▶ _Materials provided_:
________
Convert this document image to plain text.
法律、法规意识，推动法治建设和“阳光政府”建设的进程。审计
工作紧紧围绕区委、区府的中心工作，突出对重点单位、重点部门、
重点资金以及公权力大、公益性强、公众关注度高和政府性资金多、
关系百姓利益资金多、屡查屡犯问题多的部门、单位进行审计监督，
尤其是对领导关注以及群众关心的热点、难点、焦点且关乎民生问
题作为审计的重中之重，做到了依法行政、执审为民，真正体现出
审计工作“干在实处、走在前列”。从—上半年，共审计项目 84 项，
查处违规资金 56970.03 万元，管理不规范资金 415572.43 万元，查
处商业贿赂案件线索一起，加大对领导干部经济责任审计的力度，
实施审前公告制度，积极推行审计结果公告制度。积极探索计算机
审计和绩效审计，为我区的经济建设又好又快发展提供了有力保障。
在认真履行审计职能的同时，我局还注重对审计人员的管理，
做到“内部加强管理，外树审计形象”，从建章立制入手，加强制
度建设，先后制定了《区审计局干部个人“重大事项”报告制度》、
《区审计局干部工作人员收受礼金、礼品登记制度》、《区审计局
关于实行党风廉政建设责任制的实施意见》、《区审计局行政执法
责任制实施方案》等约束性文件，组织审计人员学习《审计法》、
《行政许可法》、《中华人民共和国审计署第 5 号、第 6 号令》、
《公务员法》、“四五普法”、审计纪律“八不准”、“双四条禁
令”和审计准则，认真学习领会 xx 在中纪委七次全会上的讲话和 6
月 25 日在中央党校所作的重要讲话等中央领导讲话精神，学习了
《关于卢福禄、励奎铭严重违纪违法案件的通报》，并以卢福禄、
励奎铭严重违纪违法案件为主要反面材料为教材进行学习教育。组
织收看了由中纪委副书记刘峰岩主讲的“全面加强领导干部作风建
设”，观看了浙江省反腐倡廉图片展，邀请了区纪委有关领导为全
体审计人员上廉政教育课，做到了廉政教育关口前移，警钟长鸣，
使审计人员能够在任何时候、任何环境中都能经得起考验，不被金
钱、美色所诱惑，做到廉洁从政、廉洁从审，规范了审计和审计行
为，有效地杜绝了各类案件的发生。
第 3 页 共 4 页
________
▶ _What to do_:
Return the whole listing exactly, with every line included.

▶ _Solution_:
Convert this document image to plain text.
法律、法规意识，推动法治建设和“阳光政府”建设的进程。审计
工作紧紧围绕区委、区府的中心工作，突出对重点单位、重点部门、
重点资金以及公权力大、公益性强、公众关注度高和政府性资金多、
关系百姓利益资金多、屡查屡犯问题多的部门、单位进行审计监督，
尤其是对领导关注以及群众关心的热点、难点、焦点且关乎民生问
题作为审计的重中之重，做到了依法行政、执审为民，真正体现出
审计工作“干在实处、走在前列”。从—上半年，共审计项目 84 项，
查处违规资金 56970.03 万元，管理不规范资金 415572.43 万元，查
处商业贿赂案件线索一起，加大对领导干部经济责任审计的力度，
实施审前公告制度，积极推行审计结果公告制度。积极探索计算机
审计和绩效审计，为我区的经济建设又好又快发展提供了有力保障。
在认真履行审计职能的同时，我局还注重对审计人员的管理，
做到“内部加强管理，外树审计形象”，从建章立制入手，加强制
度建设，先后制定了《区审计局干部个人“重大事项”报告制度》、
《区审计局干部工作人员收受礼金、礼品登记制度》、《区审计局
关于实行党风廉政建设责任制的实施意见》、《区审计局行政执法
责任制实施方案》等约束性文件，组织审计人员学习《审计法》、
《行政许可法》、《中华人民共和国审计署第 5 号、第 6 号令》、
《公务员法》、“四五普法”、审计纪律“八不准”、“双四条禁
令”和审计准则，认真学习领会 xx 在中纪委七次全会上的讲话和 6
月 25 日在中央党校所作的重要讲话等中央领导讲话精神，学习了
《关于卢福禄、励奎铭严重违纪违法案件的通报》，并以卢福禄、
励奎铭严重违纪违法案件为主要反面材料为教材进行学习教育。组
织收看了由中纪委副书记刘峰岩主讲的“全面加强领导干部作风建
设”，观看了浙江省反腐倡廉图片展，邀请了区纪委有关领导为全
体审计人员上廉政教育课，做到了廉政教育关口前移，警钟长鸣，
使审计人员能够在任何时候、任何环境中都能经得起考验，不被金
钱、美色所诱惑，做到廉洁从政、廉洁从审，规范了审计和审计行
为，有效地杜绝了各类案件的发生。
第 3 页 共 4 页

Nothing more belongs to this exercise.